Problem to work on
Please pull out every line that includes the string "name".

Stored data
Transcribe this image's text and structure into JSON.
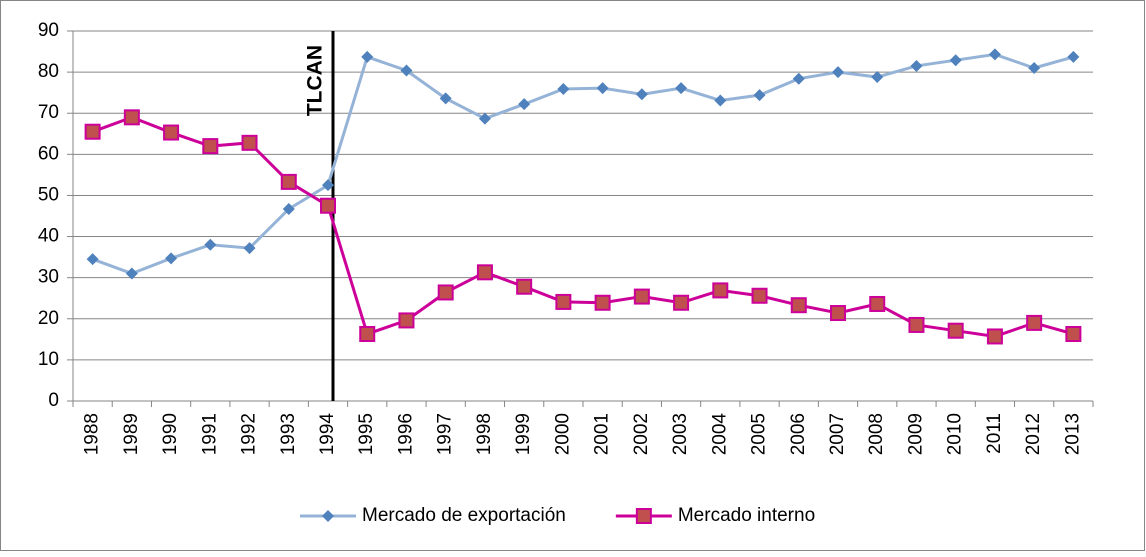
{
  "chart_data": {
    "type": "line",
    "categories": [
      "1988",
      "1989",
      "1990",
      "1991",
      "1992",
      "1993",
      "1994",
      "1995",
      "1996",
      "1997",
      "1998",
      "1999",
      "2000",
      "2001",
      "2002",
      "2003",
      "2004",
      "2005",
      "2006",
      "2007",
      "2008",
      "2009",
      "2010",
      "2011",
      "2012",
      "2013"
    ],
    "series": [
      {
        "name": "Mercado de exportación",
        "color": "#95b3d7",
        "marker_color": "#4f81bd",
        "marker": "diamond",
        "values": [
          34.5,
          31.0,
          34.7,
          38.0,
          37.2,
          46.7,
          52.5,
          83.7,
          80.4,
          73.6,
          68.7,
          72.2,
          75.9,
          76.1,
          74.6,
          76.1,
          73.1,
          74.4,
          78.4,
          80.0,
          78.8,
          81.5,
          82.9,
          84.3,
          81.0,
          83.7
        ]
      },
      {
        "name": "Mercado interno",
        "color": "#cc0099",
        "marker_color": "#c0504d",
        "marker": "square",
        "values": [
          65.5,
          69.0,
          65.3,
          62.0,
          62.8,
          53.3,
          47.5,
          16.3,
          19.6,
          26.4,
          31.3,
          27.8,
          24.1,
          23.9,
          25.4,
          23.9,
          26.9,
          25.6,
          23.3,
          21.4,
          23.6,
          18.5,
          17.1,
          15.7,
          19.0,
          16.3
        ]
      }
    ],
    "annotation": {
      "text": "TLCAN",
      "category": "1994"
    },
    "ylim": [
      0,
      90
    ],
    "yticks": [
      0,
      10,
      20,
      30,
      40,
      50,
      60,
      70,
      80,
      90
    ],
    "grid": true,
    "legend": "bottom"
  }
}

Output of the task
        "name": "Mercado de exportación",
        "name": "Mercado interno",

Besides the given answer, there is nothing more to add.